PROMPT
Output every entry exactly as written.

Data items:
☆ ☆ ☆ ☆ ☆ ☆ ☆
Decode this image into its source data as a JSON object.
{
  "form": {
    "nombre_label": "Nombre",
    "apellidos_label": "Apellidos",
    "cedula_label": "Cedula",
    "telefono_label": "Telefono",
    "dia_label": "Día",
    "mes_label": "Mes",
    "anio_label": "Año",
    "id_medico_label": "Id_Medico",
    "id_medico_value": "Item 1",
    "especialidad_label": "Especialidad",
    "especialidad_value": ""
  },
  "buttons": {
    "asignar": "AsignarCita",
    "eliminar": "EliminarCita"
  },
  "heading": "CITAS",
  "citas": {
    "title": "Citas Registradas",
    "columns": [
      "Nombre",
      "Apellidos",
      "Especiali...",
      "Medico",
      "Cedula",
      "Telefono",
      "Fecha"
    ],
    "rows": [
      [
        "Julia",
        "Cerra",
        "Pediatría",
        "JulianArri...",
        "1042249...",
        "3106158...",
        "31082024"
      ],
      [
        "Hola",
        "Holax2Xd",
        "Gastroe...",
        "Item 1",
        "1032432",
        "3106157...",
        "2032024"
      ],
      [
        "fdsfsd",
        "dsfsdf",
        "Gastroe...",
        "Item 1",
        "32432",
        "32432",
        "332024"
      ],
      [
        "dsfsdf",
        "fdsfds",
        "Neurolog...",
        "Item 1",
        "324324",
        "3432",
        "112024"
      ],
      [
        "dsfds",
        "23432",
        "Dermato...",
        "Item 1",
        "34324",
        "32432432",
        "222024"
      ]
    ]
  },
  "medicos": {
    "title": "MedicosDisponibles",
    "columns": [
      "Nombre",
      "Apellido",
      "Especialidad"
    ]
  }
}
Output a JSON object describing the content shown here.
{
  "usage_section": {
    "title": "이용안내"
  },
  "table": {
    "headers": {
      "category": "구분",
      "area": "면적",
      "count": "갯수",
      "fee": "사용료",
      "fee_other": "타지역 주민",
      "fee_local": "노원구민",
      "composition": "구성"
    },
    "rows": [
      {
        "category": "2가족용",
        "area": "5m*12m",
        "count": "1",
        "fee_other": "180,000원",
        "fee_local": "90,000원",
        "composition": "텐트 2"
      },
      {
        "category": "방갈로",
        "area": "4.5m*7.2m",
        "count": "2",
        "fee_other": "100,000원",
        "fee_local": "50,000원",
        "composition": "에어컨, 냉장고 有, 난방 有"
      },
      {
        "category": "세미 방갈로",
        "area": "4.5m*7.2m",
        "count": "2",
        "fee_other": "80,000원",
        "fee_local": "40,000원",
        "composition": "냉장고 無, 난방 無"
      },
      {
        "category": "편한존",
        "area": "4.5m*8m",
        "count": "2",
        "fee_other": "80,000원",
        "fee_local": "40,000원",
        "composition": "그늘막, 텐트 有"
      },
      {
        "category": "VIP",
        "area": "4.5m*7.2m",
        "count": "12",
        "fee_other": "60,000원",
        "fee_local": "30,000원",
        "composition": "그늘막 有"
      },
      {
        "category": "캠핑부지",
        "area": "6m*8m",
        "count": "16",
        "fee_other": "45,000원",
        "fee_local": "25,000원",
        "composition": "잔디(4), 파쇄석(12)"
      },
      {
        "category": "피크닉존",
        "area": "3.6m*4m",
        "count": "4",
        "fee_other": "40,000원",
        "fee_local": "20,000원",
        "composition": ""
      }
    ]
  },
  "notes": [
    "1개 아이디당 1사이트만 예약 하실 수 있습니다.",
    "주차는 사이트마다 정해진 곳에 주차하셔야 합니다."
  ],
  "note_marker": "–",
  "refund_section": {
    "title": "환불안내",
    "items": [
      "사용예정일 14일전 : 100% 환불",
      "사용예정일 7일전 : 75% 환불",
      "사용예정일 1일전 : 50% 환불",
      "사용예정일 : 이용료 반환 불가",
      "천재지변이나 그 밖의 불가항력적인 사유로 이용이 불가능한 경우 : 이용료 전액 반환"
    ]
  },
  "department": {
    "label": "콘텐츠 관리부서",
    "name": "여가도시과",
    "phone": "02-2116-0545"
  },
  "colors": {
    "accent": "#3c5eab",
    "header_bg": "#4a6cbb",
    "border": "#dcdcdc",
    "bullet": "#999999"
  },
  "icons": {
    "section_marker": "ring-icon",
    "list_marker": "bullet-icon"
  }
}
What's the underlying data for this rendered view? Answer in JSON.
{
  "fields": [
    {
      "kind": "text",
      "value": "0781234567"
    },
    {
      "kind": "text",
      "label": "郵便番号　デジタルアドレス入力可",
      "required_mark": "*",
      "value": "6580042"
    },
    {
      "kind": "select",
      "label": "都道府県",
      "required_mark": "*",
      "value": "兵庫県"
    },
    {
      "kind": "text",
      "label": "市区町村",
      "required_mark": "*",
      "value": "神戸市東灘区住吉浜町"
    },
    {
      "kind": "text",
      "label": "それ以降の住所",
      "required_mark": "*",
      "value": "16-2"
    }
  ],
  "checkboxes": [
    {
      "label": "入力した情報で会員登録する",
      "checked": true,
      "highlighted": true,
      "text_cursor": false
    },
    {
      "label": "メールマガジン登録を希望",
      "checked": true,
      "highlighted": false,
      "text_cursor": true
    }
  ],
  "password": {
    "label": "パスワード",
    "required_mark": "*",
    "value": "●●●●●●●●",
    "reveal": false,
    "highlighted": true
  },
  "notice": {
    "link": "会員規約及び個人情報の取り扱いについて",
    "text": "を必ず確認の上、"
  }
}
☆ ☆ ☆ ☆ ☆ ☆ ☆
OUTPUT FOR THIS TASK
Decode this image into its source data as a JSON object.
{
  "form": {
    "nombre_label": "Nombre",
    "apellidos_label": "Apellidos",
    "cedula_label": "Cedula",
    "telefono_label": "Telefono",
    "dia_label": "Día",
    "mes_label": "Mes",
    "anio_label": "Año",
    "id_medico_label": "Id_Medico",
    "id_medico_value": "Item 1",
    "especialidad_label": "Especialidad",
    "especialidad_value": ""
  },
  "buttons": {
    "asignar": "AsignarCita",
    "eliminar": "EliminarCita"
  },
  "heading": "CITAS",
  "citas": {
    "title": "Citas Registradas",
    "columns": [
      "Nombre",
      "Apellidos",
      "Especiali...",
      "Medico",
      "Cedula",
      "Telefono",
      "Fecha"
    ],
    "rows": [
      [
        "Julia",
        "Cerra",
        "Pediatría",
        "JulianArri...",
        "1042249...",
        "3106158...",
        "31082024"
      ],
      [
        "Hola",
        "Holax2Xd",
        "Gastroe...",
        "Item 1",
        "1032432",
        "3106157...",
        "2032024"
      ],
      [
        "fdsfsd",
        "dsfsdf",
        "Gastroe...",
        "Item 1",
        "32432",
        "32432",
        "332024"
      ],
      [
        "dsfsdf",
        "fdsfds",
        "Neurolog...",
        "Item 1",
        "324324",
        "3432",
        "112024"
      ],
      [
        "dsfds",
        "23432",
        "Dermato...",
        "Item 1",
        "34324",
        "32432432",
        "222024"
      ]
    ]
  },
  "medicos": {
    "title": "MedicosDisponibles",
    "columns": [
      "Nombre",
      "Apellido",
      "Especialidad"
    ]
  }
}
Output a JSON object describing the content shown here.
{
  "usage_section": {
    "title": "이용안내"
  },
  "table": {
    "headers": {
      "category": "구분",
      "area": "면적",
      "count": "갯수",
      "fee": "사용료",
      "fee_other": "타지역 주민",
      "fee_local": "노원구민",
      "composition": "구성"
    },
    "rows": [
      {
        "category": "2가족용",
        "area": "5m*12m",
        "count": "1",
        "fee_other": "180,000원",
        "fee_local": "90,000원",
        "composition": "텐트 2"
      },
      {
        "category": "방갈로",
        "area": "4.5m*7.2m",
        "count": "2",
        "fee_other": "100,000원",
        "fee_local": "50,000원",
        "composition": "에어컨, 냉장고 有, 난방 有"
      },
      {
        "category": "세미 방갈로",
        "area": "4.5m*7.2m",
        "count": "2",
        "fee_other": "80,000원",
        "fee_local": "40,000원",
        "composition": "냉장고 無, 난방 無"
      },
      {
        "category": "편한존",
        "area": "4.5m*8m",
        "count": "2",
        "fee_other": "80,000원",
        "fee_local": "40,000원",
        "composition": "그늘막, 텐트 有"
      },
      {
        "category": "VIP",
        "area": "4.5m*7.2m",
        "count": "12",
        "fee_other": "60,000원",
        "fee_local": "30,000원",
        "composition": "그늘막 有"
      },
      {
        "category": "캠핑부지",
        "area": "6m*8m",
        "count": "16",
        "fee_other": "45,000원",
        "fee_local": "25,000원",
        "composition": "잔디(4), 파쇄석(12)"
      },
      {
        "category": "피크닉존",
        "area": "3.6m*4m",
        "count": "4",
        "fee_other": "40,000원",
        "fee_local": "20,000원",
        "composition": ""
      }
    ]
  },
  "notes": [
    "1개 아이디당 1사이트만 예약 하실 수 있습니다.",
    "주차는 사이트마다 정해진 곳에 주차하셔야 합니다."
  ],
  "note_marker": "–",
  "refund_section": {
    "title": "환불안내",
    "items": [
      "사용예정일 14일전 : 100% 환불",
      "사용예정일 7일전 : 75% 환불",
      "사용예정일 1일전 : 50% 환불",
      "사용예정일 : 이용료 반환 불가",
      "천재지변이나 그 밖의 불가항력적인 사유로 이용이 불가능한 경우 : 이용료 전액 반환"
    ]
  },
  "department": {
    "label": "콘텐츠 관리부서",
    "name": "여가도시과",
    "phone": "02-2116-0545"
  },
  "colors": {
    "accent": "#3c5eab",
    "header_bg": "#4a6cbb",
    "border": "#dcdcdc",
    "bullet": "#999999"
  },
  "icons": {
    "section_marker": "ring-icon",
    "list_marker": "bullet-icon"
  }
}
What's the underlying data for this rendered view? Answer in JSON.
{
  "fields": [
    {
      "kind": "text",
      "value": "0781234567"
    },
    {
      "kind": "text",
      "label": "郵便番号　デジタルアドレス入力可",
      "required_mark": "*",
      "value": "6580042"
    },
    {
      "kind": "select",
      "label": "都道府県",
      "required_mark": "*",
      "value": "兵庫県"
    },
    {
      "kind": "text",
      "label": "市区町村",
      "required_mark": "*",
      "value": "神戸市東灘区住吉浜町"
    },
    {
      "kind": "text",
      "label": "それ以降の住所",
      "required_mark": "*",
      "value": "16-2"
    }
  ],
  "checkboxes": [
    {
      "label": "入力した情報で会員登録する",
      "checked": true,
      "highlighted": true,
      "text_cursor": false
    },
    {
      "label": "メールマガジン登録を希望",
      "checked": true,
      "highlighted": false,
      "text_cursor": true
    }
  ],
  "password": {
    "label": "パスワード",
    "required_mark": "*",
    "value": "●●●●●●●●",
    "reveal": false,
    "highlighted": true
  },
  "notice": {
    "link": "会員規約及び個人情報の取り扱いについて",
    "text": "を必ず確認の上、"
  }
}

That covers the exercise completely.